[Source data]
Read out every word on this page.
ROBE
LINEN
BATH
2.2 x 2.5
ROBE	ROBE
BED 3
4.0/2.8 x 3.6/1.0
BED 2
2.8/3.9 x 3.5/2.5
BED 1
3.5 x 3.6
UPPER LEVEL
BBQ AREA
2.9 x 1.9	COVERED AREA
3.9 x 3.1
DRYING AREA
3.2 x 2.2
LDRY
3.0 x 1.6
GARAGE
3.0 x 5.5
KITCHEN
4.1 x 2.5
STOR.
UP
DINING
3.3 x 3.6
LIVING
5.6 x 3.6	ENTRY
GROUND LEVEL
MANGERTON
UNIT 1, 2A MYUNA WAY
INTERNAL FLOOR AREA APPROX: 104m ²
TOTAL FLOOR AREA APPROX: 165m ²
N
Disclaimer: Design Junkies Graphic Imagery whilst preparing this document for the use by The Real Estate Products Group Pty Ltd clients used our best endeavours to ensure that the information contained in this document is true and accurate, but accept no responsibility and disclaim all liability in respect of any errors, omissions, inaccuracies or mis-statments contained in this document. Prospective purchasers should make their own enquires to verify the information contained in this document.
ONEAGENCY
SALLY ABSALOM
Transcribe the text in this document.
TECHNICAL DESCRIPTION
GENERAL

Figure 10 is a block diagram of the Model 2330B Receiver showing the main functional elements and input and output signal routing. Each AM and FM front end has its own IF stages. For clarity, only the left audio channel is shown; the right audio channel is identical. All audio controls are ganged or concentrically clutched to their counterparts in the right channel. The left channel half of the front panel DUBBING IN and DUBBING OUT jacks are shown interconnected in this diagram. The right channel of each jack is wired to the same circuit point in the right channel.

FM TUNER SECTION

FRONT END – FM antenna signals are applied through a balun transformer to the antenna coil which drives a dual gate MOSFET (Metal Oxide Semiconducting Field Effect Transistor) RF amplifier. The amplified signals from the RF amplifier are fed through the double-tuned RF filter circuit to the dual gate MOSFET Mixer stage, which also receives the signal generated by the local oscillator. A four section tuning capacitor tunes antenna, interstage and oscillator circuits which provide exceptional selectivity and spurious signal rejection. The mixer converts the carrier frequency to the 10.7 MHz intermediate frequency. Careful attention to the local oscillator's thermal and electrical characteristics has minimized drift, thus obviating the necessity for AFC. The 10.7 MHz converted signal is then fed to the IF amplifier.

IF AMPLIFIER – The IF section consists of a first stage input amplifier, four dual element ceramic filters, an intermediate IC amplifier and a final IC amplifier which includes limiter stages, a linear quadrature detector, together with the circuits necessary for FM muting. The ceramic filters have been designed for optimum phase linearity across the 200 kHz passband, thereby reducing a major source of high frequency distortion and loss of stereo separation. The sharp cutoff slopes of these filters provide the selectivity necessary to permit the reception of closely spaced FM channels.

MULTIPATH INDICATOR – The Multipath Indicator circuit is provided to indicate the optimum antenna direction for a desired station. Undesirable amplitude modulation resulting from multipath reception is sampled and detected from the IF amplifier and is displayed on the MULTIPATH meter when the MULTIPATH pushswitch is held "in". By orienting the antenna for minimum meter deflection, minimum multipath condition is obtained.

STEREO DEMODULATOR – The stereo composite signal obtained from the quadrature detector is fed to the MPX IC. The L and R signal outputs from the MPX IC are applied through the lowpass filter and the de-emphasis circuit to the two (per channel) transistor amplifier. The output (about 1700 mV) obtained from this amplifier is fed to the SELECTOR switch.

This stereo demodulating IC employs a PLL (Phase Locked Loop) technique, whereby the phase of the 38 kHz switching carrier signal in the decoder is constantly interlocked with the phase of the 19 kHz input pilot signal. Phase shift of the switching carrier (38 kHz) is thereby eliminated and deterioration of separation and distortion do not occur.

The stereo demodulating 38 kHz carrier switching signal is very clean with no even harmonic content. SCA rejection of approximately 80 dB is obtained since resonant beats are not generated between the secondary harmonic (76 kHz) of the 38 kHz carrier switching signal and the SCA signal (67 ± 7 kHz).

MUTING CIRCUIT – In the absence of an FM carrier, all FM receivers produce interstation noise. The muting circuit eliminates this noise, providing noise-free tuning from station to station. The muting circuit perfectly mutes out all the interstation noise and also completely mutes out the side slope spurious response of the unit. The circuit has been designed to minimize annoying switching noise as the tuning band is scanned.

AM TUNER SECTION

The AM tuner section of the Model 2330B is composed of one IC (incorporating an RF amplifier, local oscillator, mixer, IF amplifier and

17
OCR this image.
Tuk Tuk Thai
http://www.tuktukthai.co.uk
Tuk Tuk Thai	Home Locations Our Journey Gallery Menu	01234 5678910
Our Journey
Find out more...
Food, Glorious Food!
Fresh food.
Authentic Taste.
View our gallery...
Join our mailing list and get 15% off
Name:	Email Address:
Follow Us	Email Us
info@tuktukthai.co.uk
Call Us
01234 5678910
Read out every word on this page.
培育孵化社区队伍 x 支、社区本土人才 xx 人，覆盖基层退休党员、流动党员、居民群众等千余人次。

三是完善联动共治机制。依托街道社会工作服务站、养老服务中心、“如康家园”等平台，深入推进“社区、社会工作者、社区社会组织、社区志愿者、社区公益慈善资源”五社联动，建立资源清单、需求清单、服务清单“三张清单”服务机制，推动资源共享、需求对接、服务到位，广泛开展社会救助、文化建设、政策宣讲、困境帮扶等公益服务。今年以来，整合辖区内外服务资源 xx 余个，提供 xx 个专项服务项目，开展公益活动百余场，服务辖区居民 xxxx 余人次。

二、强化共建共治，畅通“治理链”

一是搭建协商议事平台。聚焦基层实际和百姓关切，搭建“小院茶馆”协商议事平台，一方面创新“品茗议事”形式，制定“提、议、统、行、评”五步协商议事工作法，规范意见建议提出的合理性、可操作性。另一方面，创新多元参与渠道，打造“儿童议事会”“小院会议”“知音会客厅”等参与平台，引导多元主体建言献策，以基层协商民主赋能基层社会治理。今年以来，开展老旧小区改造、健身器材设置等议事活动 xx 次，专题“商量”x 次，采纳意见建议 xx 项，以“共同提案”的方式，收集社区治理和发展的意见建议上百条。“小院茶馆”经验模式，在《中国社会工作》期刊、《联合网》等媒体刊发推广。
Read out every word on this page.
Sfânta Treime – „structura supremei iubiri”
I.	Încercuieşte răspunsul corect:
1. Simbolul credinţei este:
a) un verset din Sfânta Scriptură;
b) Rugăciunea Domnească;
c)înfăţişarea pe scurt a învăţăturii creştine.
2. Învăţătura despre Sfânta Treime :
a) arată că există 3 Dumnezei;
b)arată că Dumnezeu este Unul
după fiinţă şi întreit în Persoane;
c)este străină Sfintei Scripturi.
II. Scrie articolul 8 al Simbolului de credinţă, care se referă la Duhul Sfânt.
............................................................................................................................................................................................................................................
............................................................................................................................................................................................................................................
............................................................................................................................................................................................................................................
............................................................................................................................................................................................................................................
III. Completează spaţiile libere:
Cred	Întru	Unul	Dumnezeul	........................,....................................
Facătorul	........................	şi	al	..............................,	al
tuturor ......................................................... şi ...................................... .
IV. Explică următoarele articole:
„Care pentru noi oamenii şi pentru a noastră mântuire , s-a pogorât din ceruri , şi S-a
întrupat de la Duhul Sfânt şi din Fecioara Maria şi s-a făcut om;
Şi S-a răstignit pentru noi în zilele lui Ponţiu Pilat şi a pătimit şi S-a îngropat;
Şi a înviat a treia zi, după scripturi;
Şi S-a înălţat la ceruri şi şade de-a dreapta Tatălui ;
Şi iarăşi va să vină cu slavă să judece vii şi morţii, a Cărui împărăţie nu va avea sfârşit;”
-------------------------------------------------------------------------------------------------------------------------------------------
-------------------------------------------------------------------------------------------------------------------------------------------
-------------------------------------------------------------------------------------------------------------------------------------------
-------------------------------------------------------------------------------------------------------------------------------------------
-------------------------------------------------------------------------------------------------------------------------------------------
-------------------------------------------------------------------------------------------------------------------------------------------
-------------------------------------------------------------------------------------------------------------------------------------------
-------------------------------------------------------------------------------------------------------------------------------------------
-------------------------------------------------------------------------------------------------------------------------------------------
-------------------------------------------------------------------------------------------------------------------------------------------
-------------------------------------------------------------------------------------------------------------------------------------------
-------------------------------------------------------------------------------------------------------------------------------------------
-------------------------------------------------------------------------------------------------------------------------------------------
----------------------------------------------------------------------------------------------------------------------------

Aim
For the listing above, identify each line bearing "Sfânta".

Response to this exercise
Sfânta Treime – „structura supremei iubiri”
a) un verset din Sfânta Scriptură;
2. Învăţătura despre Sfânta Treime :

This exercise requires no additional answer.